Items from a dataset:
-- -- --
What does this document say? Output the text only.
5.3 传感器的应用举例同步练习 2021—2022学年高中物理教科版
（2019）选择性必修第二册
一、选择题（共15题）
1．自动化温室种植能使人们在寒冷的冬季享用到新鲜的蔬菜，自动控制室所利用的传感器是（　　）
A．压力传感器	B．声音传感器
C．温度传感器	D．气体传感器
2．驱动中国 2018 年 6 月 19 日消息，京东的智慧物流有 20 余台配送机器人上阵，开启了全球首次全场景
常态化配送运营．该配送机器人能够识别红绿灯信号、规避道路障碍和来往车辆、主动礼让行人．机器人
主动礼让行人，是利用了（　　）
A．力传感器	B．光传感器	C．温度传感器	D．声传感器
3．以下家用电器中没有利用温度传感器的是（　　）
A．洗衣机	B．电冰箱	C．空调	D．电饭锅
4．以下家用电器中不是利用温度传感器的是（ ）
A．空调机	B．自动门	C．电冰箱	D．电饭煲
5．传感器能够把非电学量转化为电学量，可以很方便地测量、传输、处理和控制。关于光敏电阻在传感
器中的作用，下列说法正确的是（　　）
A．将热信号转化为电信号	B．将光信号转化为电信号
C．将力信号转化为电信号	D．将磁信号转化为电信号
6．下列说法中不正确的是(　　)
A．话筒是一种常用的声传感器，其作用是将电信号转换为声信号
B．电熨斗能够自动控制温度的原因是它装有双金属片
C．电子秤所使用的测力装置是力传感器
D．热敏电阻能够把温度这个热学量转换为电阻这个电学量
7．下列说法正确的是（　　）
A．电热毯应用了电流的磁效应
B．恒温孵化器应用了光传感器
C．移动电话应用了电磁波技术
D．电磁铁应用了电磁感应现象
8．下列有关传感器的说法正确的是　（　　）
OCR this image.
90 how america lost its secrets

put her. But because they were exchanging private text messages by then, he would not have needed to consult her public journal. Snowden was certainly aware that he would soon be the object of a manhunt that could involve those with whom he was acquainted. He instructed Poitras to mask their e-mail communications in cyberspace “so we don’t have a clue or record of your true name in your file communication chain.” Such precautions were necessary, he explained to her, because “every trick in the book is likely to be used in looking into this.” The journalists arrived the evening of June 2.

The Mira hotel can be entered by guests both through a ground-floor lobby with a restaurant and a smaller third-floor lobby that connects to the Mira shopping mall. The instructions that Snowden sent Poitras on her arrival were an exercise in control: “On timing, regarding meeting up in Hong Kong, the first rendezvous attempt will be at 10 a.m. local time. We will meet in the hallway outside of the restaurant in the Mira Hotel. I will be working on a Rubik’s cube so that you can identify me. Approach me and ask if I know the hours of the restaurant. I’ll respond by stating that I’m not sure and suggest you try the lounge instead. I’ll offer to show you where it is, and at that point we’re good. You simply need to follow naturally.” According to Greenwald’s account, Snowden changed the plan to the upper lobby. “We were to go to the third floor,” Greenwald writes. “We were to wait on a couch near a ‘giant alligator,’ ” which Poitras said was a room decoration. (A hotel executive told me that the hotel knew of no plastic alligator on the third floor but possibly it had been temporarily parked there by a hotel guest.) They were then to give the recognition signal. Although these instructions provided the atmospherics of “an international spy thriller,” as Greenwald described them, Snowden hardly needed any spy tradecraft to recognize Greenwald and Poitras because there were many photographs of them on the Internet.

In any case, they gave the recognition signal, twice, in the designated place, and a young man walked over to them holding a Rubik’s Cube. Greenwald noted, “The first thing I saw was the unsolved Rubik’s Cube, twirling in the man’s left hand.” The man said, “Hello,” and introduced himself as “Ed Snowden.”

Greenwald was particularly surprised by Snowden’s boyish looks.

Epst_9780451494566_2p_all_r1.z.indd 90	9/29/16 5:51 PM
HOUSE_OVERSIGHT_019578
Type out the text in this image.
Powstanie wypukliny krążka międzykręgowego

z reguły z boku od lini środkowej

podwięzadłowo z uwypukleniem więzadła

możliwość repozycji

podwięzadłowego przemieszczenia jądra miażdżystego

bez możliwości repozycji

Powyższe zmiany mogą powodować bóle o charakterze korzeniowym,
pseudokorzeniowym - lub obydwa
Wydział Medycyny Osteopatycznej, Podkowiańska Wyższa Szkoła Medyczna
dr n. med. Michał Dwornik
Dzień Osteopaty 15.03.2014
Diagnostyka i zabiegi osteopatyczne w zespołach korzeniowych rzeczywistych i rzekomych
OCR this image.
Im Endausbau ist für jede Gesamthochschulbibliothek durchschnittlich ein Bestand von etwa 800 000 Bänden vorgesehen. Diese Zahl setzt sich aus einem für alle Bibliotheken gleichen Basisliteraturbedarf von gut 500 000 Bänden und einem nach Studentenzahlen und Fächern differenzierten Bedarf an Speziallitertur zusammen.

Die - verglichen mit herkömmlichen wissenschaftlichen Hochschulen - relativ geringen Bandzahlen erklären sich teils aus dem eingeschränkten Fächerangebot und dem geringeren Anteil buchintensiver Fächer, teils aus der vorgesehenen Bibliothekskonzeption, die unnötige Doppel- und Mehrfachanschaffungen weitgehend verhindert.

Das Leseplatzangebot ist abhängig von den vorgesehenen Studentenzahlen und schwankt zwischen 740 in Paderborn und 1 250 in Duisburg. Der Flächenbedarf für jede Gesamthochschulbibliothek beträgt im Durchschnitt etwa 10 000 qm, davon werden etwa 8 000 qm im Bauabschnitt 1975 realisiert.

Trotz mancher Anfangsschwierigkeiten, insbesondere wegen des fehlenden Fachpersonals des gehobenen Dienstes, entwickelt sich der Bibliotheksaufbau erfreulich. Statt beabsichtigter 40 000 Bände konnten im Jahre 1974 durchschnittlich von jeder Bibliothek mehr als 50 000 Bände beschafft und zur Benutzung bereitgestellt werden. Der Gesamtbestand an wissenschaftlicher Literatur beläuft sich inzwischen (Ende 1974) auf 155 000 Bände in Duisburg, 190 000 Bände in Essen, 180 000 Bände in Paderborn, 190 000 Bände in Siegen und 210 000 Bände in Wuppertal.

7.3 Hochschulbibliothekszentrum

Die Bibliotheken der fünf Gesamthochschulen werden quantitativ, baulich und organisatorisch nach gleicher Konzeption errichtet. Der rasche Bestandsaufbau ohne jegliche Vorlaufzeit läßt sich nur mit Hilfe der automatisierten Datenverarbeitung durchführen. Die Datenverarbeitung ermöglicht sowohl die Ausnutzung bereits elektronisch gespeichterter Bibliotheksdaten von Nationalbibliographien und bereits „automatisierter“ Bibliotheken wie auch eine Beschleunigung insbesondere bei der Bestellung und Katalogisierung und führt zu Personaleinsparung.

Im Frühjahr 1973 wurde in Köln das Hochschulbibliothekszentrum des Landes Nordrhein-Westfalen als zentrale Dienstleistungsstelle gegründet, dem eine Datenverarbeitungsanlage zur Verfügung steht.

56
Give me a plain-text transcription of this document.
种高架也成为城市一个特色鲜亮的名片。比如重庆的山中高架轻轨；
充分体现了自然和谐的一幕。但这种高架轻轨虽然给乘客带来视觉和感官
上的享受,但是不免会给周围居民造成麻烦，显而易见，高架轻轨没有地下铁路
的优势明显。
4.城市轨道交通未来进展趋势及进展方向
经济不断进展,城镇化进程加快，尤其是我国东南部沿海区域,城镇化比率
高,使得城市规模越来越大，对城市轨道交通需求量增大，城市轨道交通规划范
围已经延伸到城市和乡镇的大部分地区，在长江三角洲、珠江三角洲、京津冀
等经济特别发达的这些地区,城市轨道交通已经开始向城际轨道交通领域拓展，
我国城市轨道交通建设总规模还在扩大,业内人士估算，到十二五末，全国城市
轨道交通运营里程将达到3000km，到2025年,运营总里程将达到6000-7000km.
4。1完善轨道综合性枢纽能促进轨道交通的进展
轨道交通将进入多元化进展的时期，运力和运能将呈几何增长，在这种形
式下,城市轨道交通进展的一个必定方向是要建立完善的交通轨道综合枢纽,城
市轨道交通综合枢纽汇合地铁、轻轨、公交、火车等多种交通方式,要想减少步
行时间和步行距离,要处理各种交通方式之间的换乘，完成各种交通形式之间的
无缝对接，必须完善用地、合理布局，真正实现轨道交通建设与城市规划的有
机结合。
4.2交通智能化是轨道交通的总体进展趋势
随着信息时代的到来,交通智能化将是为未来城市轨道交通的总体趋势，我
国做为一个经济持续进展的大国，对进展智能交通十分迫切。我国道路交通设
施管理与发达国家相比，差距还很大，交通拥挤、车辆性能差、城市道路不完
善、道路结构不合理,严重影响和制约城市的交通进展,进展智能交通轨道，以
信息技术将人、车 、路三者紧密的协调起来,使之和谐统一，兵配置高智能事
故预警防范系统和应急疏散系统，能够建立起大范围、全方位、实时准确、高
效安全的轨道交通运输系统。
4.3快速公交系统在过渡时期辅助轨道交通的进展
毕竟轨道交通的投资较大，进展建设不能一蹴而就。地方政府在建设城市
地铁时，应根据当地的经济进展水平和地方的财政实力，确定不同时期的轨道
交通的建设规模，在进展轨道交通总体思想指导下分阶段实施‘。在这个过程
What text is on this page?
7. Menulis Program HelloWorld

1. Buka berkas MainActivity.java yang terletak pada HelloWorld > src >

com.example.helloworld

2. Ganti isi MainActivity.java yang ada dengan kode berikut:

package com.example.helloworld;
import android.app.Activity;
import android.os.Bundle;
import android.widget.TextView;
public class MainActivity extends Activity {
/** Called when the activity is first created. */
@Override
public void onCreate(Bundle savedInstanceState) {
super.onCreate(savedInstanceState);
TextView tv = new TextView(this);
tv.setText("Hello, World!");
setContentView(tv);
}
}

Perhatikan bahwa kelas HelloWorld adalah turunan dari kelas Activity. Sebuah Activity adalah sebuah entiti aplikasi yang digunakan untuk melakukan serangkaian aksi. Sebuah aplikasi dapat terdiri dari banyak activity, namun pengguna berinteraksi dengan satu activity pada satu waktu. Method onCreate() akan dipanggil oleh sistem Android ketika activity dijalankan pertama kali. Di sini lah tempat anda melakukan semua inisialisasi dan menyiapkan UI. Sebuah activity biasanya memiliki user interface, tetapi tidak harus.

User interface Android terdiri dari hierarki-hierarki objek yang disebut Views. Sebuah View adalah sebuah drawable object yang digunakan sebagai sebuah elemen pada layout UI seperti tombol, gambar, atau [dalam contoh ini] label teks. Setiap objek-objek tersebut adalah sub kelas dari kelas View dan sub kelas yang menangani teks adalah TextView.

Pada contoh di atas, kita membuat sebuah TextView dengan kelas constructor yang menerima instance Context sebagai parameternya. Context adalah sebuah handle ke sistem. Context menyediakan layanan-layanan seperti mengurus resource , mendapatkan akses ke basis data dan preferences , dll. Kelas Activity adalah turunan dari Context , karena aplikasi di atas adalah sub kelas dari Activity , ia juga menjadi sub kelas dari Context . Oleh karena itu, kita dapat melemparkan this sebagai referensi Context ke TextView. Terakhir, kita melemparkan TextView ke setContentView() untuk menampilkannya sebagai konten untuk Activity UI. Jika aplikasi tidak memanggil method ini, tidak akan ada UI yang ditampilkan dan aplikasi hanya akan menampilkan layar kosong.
-- -- --
_TO BE DONE_
List the lines of the records where "MainActivity" occurs.

_EXERCISE RESPONSE_
1. Buka berkas MainActivity.java yang terletak pada HelloWorld > src >
2. Ganti isi MainActivity.java yang ada dengan kode berikut:
public class MainActivity extends Activity {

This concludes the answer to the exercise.